---- Source data

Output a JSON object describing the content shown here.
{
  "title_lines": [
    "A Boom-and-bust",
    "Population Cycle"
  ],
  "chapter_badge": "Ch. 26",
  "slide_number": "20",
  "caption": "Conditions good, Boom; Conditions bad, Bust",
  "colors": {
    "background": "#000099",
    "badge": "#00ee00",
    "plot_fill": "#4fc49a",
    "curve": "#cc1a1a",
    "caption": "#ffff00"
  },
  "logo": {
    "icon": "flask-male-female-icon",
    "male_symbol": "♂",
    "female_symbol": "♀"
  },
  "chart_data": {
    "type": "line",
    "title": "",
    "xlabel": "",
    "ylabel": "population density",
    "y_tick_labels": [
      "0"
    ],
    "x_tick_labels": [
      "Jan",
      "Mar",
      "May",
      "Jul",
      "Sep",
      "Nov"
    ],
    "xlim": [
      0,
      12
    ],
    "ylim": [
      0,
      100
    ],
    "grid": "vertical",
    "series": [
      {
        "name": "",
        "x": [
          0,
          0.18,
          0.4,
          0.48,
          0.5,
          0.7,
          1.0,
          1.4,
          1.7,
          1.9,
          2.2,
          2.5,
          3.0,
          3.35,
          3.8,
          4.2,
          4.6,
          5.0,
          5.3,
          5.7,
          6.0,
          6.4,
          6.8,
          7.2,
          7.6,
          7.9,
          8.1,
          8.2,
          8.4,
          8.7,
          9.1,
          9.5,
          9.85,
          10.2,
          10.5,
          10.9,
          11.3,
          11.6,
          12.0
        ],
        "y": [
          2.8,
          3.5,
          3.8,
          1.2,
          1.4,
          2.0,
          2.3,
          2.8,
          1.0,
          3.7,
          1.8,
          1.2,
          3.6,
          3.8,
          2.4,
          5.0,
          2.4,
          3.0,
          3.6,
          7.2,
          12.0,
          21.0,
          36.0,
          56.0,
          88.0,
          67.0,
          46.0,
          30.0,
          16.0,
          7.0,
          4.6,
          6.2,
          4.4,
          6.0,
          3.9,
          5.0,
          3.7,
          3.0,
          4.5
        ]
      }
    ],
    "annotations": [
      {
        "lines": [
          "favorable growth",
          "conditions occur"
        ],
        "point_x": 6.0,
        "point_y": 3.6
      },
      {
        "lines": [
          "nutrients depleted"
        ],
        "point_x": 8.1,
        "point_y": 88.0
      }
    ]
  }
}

--------

■ Stated task
Wherever the string "Boom" appears in the entries above, list that line.

■ The output
    "A Boom-and-bust",
  "caption": "Conditions good, Boom; Conditions bad, Bust",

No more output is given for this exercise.